* **What the task requires**
Filter the data for lines with the word "элементов", then copy every line so identified.

========================================

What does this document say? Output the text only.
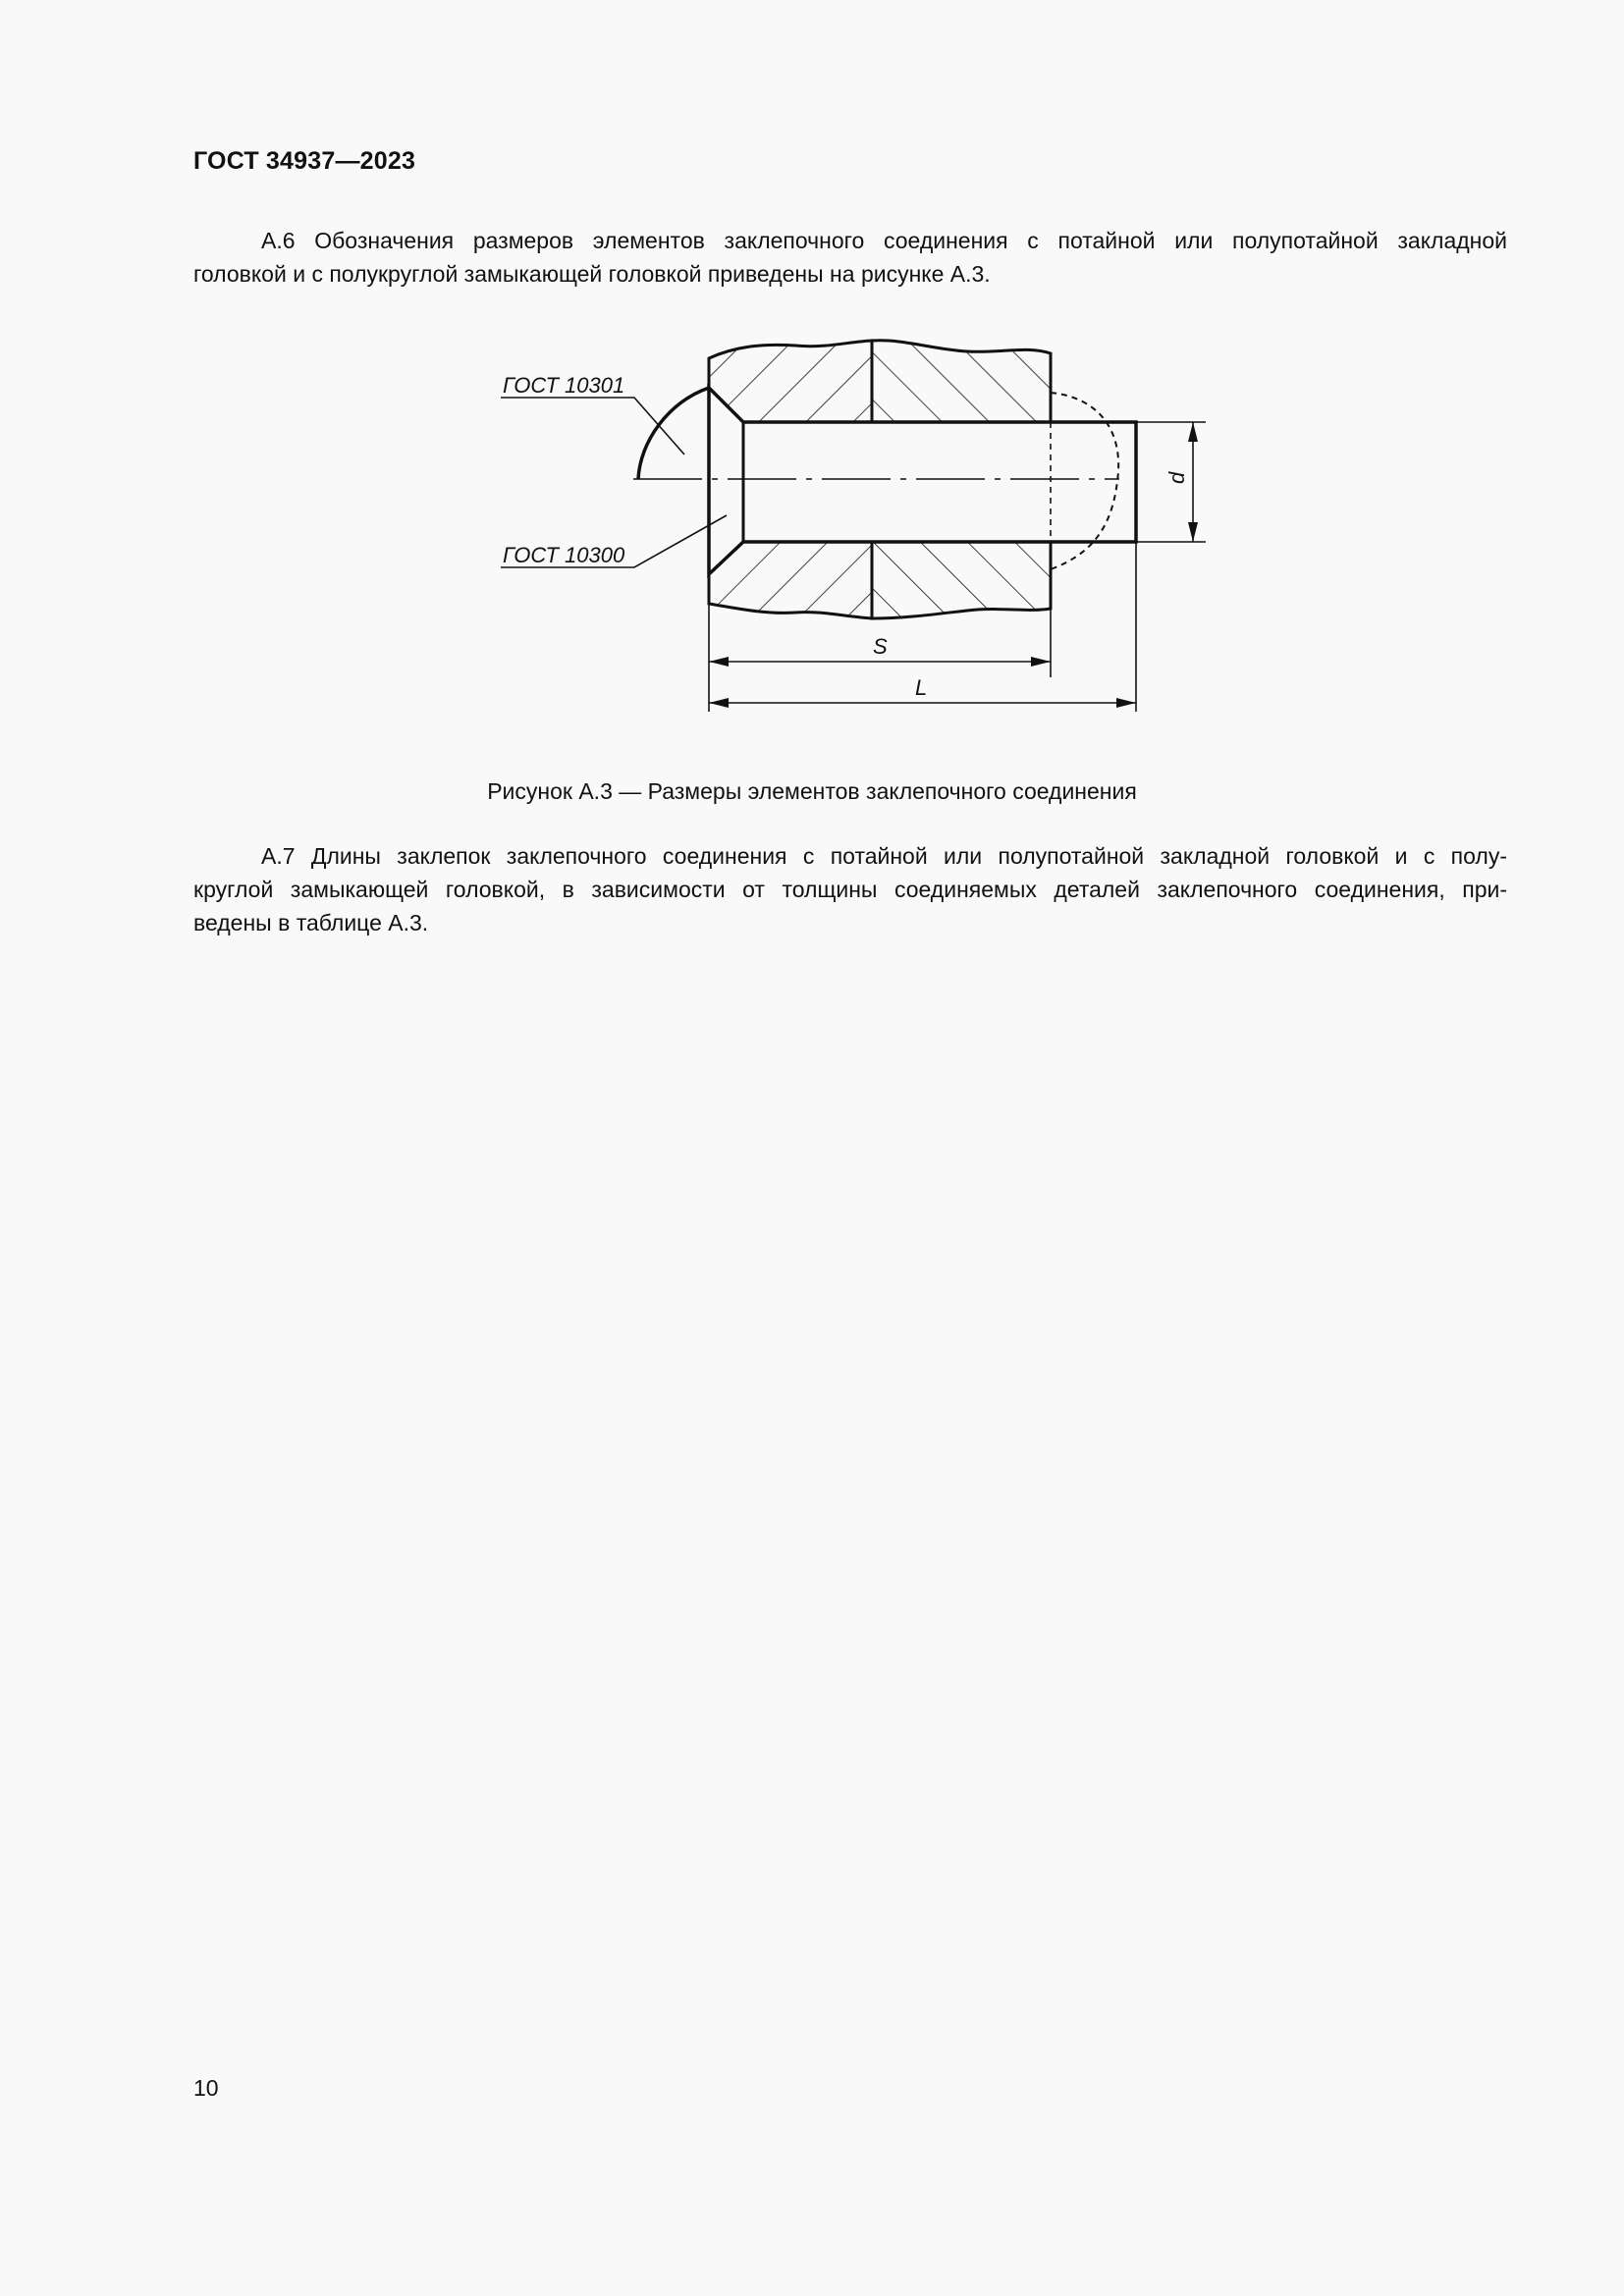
ГОСТ 34937—2023
А.6 Обозначения размеров элементов заклепочного соединения с потайной или полупотайной закладной
головкой и с полукруглой замыкающей головкой приведены на рисунке А.3.
ГОСТ 10301
ГОСТ 10300
S
L
d
Рисунок А.3 — Размеры элементов заклепочного соединения
А.7 Длины заклепок заклепочного соединения с потайной или полупотайной закладной головкой и с полу-
круглой замыкающей головкой, в зависимости от толщины соединяемых деталей заклепочного соединения, при-
ведены в таблице А.3.
10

========================================

* **Response**
А.6 Обозначения размеров элементов заклепочного соединения с потайной или полупотайной закладной
Рисунок А.3 — Размеры элементов заклепочного соединения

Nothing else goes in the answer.